EXERCISE OBJECTIVE: Single out the lines of the material that contain "reparation" and copy them.

RAW RECORDS:
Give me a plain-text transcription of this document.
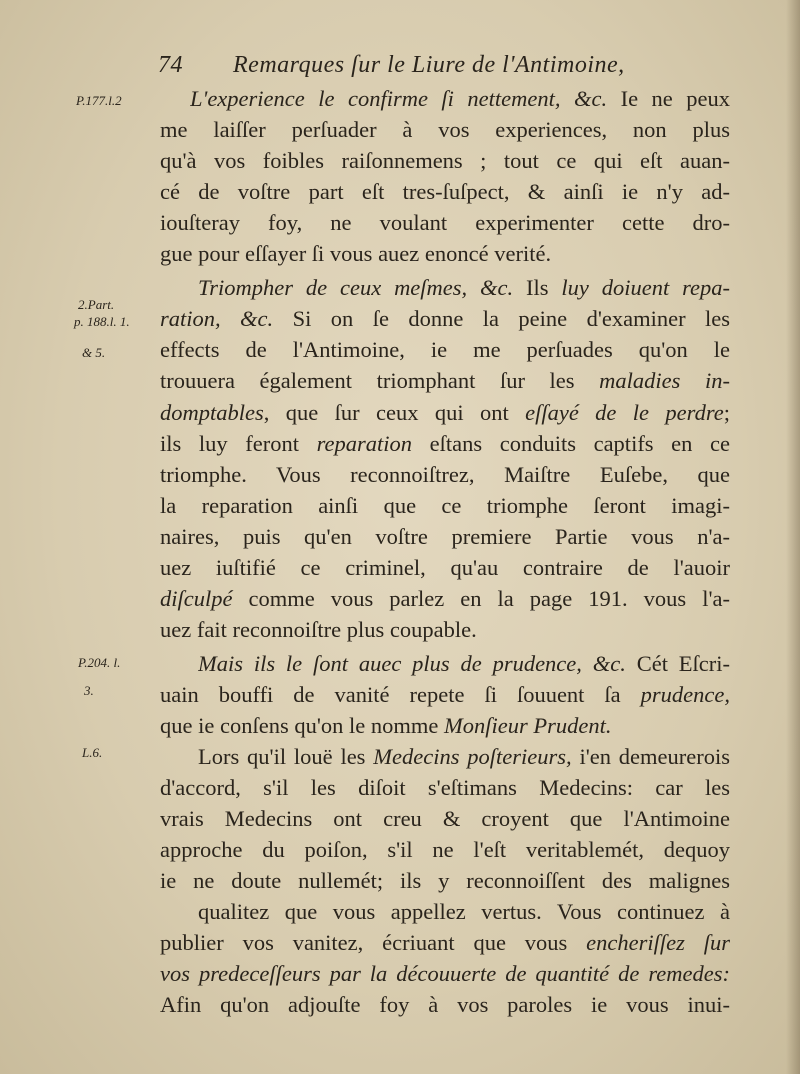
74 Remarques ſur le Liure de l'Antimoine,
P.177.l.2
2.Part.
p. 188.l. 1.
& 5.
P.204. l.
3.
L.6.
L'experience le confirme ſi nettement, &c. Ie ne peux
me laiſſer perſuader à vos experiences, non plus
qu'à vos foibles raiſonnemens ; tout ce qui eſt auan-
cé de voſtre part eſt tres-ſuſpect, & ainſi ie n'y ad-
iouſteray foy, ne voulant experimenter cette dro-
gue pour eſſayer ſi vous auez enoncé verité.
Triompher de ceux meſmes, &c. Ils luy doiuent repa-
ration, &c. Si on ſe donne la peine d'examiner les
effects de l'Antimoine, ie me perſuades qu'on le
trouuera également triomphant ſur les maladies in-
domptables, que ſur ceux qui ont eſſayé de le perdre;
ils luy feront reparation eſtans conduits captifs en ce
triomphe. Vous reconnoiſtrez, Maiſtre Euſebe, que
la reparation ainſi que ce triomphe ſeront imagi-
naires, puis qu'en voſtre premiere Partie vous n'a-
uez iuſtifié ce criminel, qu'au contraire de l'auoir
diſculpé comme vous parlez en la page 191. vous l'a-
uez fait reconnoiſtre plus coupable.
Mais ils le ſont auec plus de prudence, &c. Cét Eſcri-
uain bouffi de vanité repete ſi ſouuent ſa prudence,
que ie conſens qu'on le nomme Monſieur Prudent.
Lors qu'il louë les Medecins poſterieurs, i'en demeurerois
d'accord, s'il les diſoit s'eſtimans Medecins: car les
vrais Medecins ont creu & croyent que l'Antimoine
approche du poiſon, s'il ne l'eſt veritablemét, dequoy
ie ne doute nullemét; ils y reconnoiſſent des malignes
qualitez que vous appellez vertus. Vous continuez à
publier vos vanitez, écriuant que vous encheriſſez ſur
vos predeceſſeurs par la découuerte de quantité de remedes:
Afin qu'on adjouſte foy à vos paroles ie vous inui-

FINISHED EXERCISE:
ils luy feront reparation eſtans conduits captifs en ce
la reparation ainſi que ce triomphe ſeront imagi-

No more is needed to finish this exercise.